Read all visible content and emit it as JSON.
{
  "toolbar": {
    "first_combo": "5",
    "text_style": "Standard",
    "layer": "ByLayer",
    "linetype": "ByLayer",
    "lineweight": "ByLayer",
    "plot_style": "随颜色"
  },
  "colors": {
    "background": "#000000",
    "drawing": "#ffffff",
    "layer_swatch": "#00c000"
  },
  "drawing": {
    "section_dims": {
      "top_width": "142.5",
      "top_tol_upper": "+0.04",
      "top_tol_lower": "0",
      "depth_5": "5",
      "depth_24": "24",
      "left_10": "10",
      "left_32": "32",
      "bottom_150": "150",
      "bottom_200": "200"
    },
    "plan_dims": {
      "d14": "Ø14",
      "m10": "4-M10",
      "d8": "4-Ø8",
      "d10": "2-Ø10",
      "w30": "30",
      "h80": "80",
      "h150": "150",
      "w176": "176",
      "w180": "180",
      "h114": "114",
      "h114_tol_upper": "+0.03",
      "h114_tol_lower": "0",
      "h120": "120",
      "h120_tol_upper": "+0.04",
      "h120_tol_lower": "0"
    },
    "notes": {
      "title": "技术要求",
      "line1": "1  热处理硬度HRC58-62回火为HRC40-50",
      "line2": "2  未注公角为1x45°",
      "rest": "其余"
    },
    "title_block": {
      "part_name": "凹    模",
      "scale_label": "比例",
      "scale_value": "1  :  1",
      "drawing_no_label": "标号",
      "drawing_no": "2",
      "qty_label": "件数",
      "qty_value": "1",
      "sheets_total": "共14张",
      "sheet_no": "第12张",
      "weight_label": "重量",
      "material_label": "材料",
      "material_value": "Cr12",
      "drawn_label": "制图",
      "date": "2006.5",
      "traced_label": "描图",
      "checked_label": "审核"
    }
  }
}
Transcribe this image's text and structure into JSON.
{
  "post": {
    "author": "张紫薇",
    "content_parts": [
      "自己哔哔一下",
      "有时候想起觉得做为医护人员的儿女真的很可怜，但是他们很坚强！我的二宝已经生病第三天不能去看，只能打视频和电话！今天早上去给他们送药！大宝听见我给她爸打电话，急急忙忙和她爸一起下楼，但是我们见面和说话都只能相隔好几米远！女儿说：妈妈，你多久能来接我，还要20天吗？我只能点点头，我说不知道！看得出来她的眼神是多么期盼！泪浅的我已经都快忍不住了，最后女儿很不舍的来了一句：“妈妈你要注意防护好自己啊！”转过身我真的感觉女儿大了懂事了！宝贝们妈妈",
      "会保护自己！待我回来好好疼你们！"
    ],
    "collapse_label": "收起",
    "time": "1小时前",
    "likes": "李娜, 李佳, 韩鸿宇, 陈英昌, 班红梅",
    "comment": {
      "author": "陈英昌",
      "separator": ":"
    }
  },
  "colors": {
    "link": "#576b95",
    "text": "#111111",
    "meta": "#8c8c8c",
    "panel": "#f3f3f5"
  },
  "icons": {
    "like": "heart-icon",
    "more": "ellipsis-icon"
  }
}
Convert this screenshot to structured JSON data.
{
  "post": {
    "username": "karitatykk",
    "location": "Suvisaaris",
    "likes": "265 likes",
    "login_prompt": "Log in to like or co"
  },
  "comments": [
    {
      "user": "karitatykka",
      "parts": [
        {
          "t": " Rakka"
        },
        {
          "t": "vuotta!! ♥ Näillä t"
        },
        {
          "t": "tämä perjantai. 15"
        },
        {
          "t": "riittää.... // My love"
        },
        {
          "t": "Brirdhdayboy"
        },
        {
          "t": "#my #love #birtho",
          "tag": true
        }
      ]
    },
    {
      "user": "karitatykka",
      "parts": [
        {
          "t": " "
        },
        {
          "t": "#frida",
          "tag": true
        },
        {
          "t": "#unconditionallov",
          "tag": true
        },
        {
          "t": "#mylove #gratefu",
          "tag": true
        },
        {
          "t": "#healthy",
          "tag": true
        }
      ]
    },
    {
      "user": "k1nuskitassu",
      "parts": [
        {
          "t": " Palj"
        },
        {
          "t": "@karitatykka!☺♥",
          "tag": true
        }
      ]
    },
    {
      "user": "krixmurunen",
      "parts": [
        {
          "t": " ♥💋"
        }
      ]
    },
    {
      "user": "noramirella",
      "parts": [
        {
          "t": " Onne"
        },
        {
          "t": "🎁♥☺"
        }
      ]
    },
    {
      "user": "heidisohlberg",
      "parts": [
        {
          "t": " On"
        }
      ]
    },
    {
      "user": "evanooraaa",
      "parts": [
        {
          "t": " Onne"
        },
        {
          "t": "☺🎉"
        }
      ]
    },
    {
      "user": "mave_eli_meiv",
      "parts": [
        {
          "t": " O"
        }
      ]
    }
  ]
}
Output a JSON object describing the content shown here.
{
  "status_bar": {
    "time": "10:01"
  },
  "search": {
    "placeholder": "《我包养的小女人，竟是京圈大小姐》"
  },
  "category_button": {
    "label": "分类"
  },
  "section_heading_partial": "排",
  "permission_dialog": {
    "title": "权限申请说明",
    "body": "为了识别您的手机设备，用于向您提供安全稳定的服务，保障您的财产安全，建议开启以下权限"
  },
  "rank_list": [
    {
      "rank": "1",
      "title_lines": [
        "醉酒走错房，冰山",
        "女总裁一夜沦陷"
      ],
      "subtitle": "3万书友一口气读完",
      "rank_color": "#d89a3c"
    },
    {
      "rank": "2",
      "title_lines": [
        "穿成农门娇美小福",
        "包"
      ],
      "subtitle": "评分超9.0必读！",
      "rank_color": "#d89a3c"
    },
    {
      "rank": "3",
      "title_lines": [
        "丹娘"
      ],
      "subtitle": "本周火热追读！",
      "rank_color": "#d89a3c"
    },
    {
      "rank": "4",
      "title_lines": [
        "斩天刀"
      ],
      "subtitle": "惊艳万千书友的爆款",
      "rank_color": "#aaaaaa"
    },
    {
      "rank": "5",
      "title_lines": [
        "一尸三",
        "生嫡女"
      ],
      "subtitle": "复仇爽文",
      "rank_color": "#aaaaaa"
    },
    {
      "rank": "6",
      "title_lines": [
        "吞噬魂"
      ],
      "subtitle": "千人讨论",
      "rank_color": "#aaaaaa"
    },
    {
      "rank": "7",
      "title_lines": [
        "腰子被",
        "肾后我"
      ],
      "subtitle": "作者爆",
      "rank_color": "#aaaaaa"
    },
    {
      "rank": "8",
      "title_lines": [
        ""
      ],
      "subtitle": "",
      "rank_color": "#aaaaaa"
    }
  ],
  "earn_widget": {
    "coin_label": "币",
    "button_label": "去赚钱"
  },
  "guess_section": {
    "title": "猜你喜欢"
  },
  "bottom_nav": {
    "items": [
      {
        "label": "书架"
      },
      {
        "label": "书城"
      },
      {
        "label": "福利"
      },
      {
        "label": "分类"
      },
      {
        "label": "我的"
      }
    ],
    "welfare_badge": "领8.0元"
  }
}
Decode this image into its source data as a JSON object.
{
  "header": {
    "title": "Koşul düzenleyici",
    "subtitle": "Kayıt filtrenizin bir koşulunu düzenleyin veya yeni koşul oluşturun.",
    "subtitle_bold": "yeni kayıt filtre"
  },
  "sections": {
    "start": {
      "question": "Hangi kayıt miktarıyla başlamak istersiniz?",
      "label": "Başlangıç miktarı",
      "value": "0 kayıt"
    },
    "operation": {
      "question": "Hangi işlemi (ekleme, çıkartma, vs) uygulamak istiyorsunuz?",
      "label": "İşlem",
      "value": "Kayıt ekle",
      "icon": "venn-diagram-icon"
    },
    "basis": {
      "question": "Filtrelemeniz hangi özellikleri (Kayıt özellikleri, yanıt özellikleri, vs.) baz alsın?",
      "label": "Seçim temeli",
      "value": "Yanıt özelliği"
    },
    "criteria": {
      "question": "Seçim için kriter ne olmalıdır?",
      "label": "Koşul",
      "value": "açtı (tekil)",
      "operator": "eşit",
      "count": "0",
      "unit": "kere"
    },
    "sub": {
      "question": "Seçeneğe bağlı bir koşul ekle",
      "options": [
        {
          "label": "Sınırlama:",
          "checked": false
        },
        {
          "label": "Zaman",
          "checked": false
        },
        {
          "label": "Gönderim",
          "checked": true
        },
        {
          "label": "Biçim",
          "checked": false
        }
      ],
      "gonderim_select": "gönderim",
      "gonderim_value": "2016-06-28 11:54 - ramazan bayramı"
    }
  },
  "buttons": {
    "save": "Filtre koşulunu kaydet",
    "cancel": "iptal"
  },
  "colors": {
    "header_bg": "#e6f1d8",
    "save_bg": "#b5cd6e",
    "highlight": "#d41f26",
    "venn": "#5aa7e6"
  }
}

■ ■ ■ ■ ■

• **Given problem**: Your task is to write out the lines from the one with "Decode this image" through the end of the records, exactly and with nothing added.

• **Finished answer**:
Decode this image into its source data as a JSON object.
{
  "header": {
    "title": "Koşul düzenleyici",
    "subtitle": "Kayıt filtrenizin bir koşulunu düzenleyin veya yeni koşul oluşturun.",
    "subtitle_bold": "yeni kayıt filtre"
  },
  "sections": {
    "start": {
      "question": "Hangi kayıt miktarıyla başlamak istersiniz?",
      "label": "Başlangıç miktarı",
      "value": "0 kayıt"
    },
    "operation": {
      "question": "Hangi işlemi (ekleme, çıkartma, vs) uygulamak istiyorsunuz?",
      "label": "İşlem",
      "value": "Kayıt ekle",
      "icon": "venn-diagram-icon"
    },
    "basis": {
      "question": "Filtrelemeniz hangi özellikleri (Kayıt özellikleri, yanıt özellikleri, vs.) baz alsın?",
      "label": "Seçim temeli",
      "value": "Yanıt özelliği"
    },
    "criteria": {
      "question": "Seçim için kriter ne olmalıdır?",
      "label": "Koşul",
      "value": "açtı (tekil)",
      "operator": "eşit",
      "count": "0",
      "unit": "kere"
    },
    "sub": {
      "question": "Seçeneğe bağlı bir koşul ekle",
      "options": [
        {
          "label": "Sınırlama:",
          "checked": false
        },
        {
          "label": "Zaman",
          "checked": false
        },
        {
          "label": "Gönderim",
          "checked": true
        },
        {
          "label": "Biçim",
          "checked": false
        }
      ],
      "gonderim_select": "gönderim",
      "gonderim_value": "2016-06-28 11:54 - ramazan bayramı"
    }
  },
  "buttons": {
    "save": "Filtre koşulunu kaydet",
    "cancel": "iptal"
  },
  "colors": {
    "header_bg": "#e6f1d8",
    "save_bg": "#b5cd6e",
    "highlight": "#d41f26",
    "venn": "#5aa7e6"
  }
}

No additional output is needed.